*Work to do*. Copy each line below without leaving any out.

▼

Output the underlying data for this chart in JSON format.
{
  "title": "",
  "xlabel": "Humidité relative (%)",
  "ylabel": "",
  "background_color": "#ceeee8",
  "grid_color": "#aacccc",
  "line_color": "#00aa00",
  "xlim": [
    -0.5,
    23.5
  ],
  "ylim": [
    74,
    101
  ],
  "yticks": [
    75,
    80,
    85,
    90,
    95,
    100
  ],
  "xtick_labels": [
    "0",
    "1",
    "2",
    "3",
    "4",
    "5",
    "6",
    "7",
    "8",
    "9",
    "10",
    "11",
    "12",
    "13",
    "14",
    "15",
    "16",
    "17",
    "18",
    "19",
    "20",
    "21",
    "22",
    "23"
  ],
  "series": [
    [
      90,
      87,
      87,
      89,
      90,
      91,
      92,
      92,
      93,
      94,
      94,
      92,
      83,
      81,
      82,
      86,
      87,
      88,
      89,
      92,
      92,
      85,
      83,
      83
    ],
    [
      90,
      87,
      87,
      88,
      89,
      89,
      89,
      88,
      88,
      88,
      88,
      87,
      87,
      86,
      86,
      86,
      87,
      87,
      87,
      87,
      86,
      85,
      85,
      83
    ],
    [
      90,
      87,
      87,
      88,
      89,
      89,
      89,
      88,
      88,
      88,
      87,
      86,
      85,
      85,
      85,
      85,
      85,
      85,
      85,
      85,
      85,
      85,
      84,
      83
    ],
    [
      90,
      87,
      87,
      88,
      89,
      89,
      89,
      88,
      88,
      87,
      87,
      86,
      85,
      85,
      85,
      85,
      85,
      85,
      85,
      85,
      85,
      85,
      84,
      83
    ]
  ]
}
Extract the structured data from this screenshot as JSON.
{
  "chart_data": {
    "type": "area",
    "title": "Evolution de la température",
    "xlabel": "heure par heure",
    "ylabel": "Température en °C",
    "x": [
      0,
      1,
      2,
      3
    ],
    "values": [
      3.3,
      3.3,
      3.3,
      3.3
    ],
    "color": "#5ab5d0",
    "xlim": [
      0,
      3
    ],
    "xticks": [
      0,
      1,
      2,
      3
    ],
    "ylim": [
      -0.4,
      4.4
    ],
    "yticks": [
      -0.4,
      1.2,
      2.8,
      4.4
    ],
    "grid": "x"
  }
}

▲

*Task solution*.
Output the underlying data for this chart in JSON format.
{
  "title": "",
  "xlabel": "Humidité relative (%)",
  "ylabel": "",
  "background_color": "#ceeee8",
  "grid_color": "#aacccc",
  "line_color": "#00aa00",
  "xlim": [
    -0.5,
    23.5
  ],
  "ylim": [
    74,
    101
  ],
  "yticks": [
    75,
    80,
    85,
    90,
    95,
    100
  ],
  "xtick_labels": [
    "0",
    "1",
    "2",
    "3",
    "4",
    "5",
    "6",
    "7",
    "8",
    "9",
    "10",
    "11",
    "12",
    "13",
    "14",
    "15",
    "16",
    "17",
    "18",
    "19",
    "20",
    "21",
    "22",
    "23"
  ],
  "series": [
    [
      90,
      87,
      87,
      89,
      90,
      91,
      92,
      92,
      93,
      94,
      94,
      92,
      83,
      81,
      82,
      86,
      87,
      88,
      89,
      92,
      92,
      85,
      83,
      83
    ],
    [
      90,
      87,
      87,
      88,
      89,
      89,
      89,
      88,
      88,
      88,
      88,
      87,
      87,
      86,
      86,
      86,
      87,
      87,
      87,
      87,
      86,
      85,
      85,
      83
    ],
    [
      90,
      87,
      87,
      88,
      89,
      89,
      89,
      88,
      88,
      88,
      87,
      86,
      85,
      85,
      85,
      85,
      85,
      85,
      85,
      85,
      85,
      85,
      84,
      83
    ],
    [
      90,
      87,
      87,
      88,
      89,
      89,
      89,
      88,
      88,
      87,
      87,
      86,
      85,
      85,
      85,
      85,
      85,
      85,
      85,
      85,
      85,
      85,
      84,
      83
    ]
  ]
}
Extract the structured data from this screenshot as JSON.
{
  "chart_data": {
    "type": "area",
    "title": "Evolution de la température",
    "xlabel": "heure par heure",
    "ylabel": "Température en °C",
    "x": [
      0,
      1,
      2,
      3
    ],
    "values": [
      3.3,
      3.3,
      3.3,
      3.3
    ],
    "color": "#5ab5d0",
    "xlim": [
      0,
      3
    ],
    "xticks": [
      0,
      1,
      2,
      3
    ],
    "ylim": [
      -0.4,
      4.4
    ],
    "yticks": [
      -0.4,
      1.2,
      2.8,
      4.4
    ],
    "grid": "x"
  }
}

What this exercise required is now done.